= WORKING DATA =
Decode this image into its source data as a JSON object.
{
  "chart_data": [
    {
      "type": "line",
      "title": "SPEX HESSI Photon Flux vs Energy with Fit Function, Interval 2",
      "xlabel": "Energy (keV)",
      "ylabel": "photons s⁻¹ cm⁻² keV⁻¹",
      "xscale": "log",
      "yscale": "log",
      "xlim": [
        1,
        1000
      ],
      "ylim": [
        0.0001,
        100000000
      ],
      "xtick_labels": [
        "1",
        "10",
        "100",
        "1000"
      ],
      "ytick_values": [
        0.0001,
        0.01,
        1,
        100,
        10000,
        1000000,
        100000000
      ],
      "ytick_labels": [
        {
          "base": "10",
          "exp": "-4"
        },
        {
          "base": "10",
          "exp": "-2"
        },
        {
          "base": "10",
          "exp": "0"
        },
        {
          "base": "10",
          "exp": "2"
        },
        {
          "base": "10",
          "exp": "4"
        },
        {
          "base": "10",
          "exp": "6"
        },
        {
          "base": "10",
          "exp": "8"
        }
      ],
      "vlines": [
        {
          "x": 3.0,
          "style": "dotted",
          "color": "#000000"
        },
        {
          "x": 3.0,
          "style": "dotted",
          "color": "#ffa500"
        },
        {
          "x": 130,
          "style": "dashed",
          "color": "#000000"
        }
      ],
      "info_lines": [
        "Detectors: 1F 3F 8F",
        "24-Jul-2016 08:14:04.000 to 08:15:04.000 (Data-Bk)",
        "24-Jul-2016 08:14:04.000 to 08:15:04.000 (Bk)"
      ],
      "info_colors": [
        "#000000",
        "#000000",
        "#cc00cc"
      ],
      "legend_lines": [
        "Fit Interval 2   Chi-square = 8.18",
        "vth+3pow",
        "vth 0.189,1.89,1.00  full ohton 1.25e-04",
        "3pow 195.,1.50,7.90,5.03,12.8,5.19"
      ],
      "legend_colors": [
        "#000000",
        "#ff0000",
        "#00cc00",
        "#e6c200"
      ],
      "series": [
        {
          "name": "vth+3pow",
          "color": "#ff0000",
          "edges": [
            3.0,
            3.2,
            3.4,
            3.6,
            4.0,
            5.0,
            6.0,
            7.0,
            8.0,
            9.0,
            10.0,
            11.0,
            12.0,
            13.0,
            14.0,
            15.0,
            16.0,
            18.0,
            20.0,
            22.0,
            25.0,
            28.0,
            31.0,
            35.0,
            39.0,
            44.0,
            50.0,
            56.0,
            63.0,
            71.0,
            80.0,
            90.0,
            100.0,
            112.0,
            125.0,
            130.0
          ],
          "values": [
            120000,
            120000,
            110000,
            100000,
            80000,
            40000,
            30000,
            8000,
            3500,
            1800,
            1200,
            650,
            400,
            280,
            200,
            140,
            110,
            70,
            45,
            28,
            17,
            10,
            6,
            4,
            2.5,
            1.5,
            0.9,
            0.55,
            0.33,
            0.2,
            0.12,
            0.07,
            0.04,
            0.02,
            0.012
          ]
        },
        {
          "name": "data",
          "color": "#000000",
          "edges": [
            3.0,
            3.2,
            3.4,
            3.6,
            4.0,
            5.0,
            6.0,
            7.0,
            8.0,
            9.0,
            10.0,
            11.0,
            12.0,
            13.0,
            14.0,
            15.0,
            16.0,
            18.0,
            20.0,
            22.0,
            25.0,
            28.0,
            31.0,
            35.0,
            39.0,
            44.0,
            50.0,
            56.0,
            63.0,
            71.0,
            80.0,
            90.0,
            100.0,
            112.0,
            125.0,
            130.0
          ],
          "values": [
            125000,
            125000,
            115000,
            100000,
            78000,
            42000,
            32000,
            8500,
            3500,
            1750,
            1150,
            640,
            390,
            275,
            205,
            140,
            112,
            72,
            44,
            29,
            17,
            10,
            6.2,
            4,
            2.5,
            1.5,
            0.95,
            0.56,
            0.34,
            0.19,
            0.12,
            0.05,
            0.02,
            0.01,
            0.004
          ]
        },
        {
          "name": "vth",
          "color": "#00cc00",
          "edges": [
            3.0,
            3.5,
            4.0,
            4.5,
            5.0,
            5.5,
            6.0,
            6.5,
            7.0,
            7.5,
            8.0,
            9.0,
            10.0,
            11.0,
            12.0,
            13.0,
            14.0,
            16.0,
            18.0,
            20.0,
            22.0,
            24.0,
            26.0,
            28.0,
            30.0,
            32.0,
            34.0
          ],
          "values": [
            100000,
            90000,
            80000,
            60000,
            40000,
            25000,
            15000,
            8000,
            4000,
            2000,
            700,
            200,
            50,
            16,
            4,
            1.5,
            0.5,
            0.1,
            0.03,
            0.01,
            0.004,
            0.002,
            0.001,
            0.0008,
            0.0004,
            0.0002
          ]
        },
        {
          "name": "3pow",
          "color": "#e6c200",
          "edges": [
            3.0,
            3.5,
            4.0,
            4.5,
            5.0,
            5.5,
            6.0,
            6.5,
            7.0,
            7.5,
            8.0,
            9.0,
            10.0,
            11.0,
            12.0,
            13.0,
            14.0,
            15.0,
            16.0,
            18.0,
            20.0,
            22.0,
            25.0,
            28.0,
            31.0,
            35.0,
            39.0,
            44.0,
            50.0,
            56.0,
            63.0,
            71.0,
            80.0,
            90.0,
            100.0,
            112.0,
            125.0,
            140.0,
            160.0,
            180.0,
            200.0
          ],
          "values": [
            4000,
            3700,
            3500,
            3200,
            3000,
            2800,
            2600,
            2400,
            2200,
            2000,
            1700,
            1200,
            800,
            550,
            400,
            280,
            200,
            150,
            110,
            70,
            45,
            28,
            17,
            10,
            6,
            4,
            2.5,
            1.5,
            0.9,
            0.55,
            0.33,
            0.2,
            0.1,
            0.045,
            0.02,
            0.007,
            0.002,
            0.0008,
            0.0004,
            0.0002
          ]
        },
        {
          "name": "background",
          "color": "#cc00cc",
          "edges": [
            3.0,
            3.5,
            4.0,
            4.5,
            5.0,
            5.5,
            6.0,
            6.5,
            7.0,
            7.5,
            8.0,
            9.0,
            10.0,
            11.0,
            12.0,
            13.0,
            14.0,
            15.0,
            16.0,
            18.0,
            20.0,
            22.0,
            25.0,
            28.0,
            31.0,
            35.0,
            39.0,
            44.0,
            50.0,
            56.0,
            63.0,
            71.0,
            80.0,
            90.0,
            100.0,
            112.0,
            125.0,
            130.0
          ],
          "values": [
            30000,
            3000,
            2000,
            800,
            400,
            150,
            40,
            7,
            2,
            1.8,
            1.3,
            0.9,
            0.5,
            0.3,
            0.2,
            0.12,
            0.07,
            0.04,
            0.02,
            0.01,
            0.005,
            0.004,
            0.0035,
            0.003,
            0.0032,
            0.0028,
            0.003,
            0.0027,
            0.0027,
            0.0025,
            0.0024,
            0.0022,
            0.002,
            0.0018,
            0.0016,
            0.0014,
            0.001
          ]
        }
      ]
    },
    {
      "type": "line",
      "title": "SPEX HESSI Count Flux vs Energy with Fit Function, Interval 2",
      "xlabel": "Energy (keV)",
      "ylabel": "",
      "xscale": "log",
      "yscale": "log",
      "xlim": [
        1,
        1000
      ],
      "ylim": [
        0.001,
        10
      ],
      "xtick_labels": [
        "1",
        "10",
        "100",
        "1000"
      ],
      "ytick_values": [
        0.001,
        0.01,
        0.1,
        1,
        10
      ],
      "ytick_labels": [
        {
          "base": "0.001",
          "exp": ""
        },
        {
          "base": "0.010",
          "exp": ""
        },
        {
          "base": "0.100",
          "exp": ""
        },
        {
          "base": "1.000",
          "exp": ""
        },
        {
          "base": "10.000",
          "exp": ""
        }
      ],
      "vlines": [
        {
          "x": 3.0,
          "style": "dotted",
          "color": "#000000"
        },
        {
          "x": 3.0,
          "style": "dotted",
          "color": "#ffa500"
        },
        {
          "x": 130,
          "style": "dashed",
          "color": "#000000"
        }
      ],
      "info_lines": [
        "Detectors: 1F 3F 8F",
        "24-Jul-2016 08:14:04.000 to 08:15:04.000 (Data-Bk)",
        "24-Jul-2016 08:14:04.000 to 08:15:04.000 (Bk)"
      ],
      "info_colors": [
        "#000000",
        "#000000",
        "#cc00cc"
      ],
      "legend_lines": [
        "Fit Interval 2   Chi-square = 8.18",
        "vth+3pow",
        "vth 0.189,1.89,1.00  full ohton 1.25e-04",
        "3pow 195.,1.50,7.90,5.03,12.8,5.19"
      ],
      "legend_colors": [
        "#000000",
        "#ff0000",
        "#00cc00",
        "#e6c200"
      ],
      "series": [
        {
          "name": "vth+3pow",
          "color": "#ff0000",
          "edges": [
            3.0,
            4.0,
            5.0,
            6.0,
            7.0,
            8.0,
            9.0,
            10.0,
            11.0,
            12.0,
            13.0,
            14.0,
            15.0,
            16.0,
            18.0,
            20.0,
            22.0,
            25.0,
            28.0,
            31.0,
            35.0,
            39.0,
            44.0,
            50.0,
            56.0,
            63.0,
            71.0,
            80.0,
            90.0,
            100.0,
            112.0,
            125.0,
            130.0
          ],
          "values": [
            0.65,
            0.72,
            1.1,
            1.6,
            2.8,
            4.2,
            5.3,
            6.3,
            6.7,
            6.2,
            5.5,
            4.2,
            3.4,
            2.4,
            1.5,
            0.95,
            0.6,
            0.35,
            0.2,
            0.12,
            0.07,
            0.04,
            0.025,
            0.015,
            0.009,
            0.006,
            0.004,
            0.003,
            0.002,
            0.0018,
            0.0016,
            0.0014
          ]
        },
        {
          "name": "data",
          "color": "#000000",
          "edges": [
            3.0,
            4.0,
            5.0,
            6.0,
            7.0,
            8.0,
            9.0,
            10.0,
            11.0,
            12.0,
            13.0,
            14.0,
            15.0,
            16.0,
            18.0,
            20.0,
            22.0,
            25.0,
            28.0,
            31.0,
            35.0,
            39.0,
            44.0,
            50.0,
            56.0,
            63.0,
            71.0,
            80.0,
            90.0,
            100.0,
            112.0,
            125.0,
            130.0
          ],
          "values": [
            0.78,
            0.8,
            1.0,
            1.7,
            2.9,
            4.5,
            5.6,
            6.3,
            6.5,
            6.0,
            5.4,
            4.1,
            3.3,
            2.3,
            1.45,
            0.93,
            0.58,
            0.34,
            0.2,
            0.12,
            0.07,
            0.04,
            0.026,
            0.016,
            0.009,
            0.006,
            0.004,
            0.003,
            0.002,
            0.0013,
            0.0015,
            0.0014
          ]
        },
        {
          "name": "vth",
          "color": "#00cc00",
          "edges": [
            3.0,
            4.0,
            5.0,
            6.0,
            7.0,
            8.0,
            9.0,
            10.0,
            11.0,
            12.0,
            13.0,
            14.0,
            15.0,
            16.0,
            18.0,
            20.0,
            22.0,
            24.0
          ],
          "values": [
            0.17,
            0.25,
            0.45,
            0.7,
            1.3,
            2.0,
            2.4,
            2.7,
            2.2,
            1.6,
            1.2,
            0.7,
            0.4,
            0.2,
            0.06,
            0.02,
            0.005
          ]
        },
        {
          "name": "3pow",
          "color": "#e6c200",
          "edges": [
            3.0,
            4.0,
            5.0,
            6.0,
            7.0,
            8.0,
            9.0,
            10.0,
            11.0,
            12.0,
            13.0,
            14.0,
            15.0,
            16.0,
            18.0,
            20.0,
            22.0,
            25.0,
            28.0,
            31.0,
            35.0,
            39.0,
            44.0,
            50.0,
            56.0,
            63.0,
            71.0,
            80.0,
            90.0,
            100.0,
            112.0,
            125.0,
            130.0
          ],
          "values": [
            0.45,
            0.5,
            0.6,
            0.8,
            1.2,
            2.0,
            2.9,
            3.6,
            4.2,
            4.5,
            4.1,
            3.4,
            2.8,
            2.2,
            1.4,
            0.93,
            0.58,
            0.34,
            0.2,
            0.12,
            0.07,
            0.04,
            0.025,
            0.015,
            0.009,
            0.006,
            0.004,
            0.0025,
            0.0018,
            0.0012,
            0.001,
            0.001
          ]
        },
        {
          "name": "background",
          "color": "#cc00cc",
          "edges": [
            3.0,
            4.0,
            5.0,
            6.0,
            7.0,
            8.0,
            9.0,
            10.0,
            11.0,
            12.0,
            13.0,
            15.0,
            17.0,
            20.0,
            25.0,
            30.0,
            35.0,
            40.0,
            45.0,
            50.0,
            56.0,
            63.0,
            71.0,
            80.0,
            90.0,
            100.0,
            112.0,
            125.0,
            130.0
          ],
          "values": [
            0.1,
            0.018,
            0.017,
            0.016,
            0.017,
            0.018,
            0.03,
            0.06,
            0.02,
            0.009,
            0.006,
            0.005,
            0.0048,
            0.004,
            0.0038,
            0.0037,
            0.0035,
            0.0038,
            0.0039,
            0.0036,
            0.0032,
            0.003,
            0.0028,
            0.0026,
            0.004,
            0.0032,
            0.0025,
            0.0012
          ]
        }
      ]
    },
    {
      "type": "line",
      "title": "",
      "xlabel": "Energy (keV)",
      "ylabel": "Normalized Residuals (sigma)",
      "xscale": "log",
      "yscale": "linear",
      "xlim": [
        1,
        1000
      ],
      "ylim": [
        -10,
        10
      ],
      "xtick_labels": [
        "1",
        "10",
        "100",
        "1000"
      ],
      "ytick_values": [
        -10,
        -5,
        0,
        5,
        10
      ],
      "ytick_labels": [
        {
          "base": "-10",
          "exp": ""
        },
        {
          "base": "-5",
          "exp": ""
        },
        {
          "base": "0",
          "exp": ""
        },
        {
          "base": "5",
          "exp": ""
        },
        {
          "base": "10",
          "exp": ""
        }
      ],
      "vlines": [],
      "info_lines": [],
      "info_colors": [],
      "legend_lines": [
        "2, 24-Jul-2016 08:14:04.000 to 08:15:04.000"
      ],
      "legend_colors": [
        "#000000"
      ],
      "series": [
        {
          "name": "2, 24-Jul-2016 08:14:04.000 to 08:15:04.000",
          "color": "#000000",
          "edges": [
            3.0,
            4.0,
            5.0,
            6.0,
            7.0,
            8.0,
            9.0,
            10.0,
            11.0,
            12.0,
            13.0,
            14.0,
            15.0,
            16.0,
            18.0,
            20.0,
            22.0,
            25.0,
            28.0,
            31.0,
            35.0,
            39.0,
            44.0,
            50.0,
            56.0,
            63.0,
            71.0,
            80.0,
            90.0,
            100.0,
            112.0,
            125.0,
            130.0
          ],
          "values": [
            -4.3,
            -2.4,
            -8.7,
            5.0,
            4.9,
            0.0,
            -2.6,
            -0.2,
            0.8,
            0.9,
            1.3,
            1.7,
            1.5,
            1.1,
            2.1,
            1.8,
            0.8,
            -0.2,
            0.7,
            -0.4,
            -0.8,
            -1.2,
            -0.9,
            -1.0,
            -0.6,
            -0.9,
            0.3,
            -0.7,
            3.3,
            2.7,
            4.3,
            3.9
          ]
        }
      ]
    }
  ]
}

= STATED EXERCISE =
Above are records; say how many of their lines contain the word "Flux", giving only the number.

= RESPONSE TO THE EXERCISE =
2